Filter these entries so that only lines with the word "Mestský" remain.
***** Provided entries
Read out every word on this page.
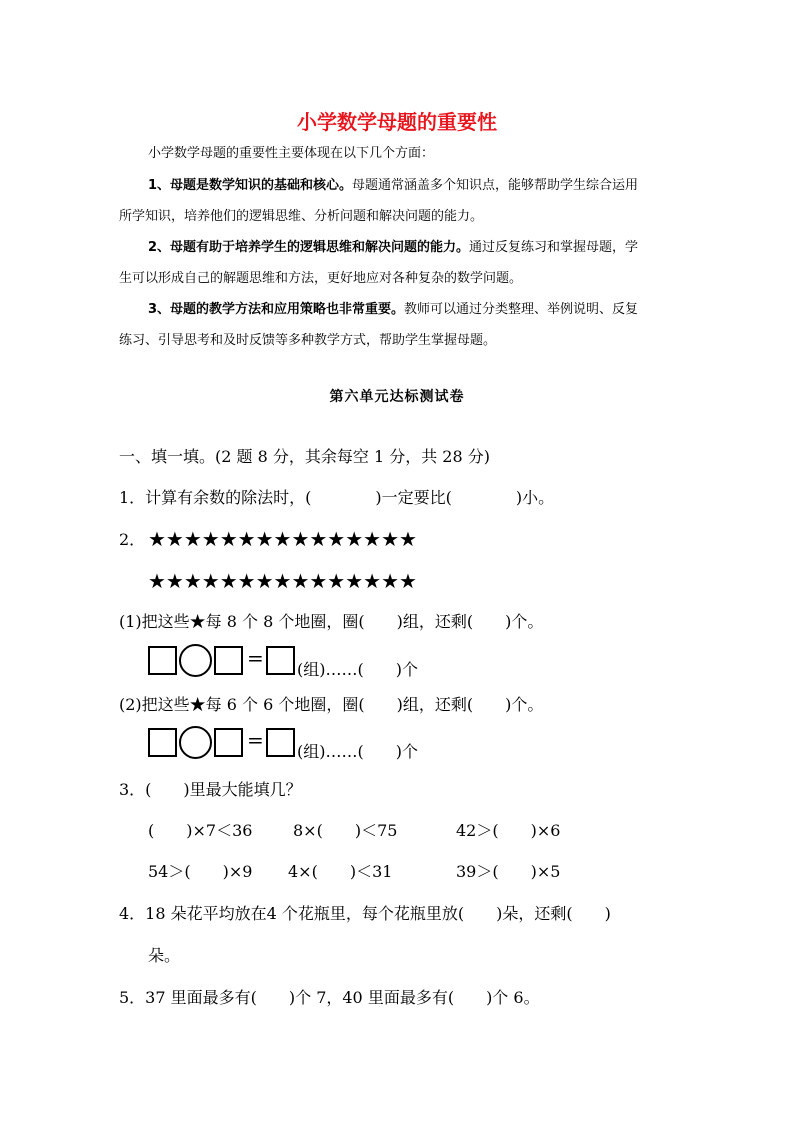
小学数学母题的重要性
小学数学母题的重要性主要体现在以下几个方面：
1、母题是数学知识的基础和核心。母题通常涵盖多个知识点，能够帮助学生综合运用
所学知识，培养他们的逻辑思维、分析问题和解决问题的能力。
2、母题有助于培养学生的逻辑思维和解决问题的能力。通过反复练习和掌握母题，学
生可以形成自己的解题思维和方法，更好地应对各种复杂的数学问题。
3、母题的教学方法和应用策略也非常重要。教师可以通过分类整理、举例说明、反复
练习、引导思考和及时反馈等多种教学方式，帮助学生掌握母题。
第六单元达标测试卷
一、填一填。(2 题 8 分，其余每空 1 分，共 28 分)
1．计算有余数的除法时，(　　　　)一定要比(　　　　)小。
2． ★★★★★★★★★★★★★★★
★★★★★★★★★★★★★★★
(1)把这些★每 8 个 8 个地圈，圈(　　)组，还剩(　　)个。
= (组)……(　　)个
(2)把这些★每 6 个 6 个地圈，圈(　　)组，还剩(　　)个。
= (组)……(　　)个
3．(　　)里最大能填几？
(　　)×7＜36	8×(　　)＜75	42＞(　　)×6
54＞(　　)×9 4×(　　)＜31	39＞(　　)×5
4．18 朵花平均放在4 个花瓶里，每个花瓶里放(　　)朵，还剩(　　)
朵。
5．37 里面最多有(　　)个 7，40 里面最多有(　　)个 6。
**********
***** Provided entries
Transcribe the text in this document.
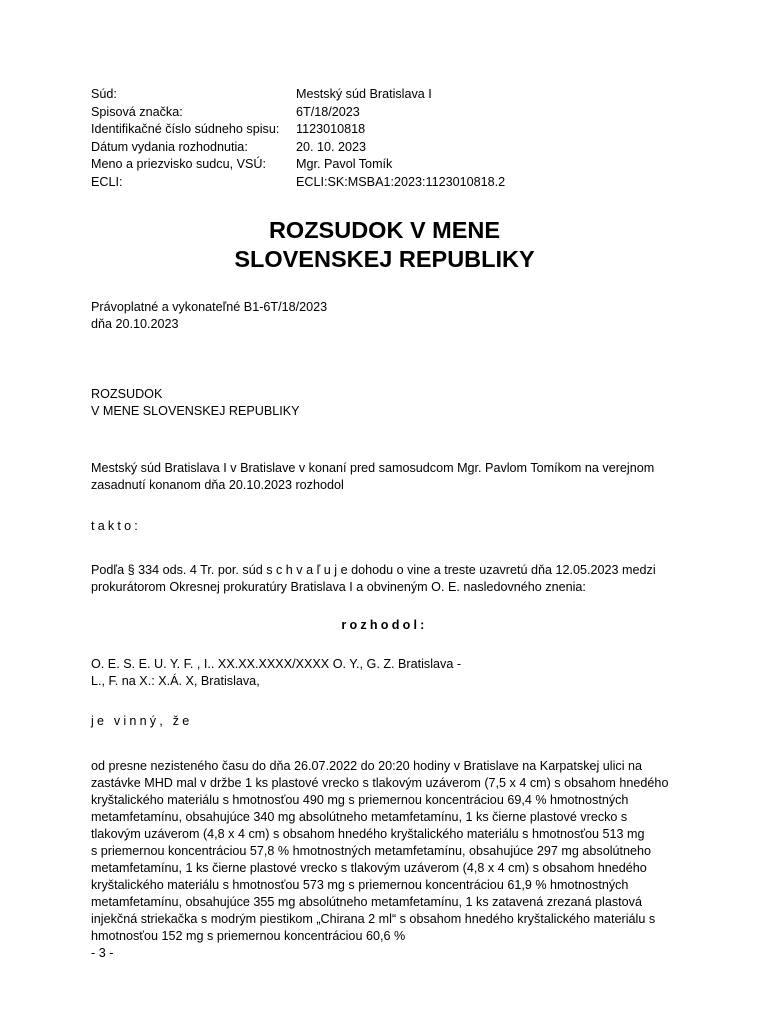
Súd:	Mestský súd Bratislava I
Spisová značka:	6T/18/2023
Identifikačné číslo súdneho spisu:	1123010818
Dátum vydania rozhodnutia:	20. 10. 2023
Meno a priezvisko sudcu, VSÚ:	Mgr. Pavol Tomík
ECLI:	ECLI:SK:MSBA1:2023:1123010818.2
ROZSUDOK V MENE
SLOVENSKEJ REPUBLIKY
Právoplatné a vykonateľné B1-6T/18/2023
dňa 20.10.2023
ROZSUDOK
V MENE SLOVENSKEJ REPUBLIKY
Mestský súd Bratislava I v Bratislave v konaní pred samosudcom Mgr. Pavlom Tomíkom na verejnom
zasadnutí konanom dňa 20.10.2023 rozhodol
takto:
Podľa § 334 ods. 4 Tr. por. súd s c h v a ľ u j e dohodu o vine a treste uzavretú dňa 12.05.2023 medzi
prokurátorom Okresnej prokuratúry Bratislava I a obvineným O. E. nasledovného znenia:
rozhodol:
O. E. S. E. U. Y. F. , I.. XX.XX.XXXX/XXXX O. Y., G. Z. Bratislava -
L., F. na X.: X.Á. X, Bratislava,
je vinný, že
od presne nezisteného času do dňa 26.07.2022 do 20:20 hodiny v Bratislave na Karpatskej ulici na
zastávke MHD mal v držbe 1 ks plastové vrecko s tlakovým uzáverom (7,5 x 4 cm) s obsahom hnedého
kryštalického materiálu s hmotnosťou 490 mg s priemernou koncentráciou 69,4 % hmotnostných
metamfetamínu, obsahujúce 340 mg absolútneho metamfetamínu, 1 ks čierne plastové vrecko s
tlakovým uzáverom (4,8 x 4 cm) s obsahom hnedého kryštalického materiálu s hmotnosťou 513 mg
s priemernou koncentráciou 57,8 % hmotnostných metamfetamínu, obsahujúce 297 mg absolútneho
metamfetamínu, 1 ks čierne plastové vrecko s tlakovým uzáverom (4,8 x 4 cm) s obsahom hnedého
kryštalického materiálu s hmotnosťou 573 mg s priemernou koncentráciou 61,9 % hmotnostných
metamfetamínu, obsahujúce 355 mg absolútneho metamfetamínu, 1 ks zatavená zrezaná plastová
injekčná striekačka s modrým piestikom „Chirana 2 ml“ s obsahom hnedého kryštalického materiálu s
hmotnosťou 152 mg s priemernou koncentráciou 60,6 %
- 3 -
**********
**In response:**
Súd:	Mestský súd Bratislava I
Mestský súd Bratislava I v Bratislave v konaní pred samosudcom Mgr. Pavlom Tomíkom na verejnom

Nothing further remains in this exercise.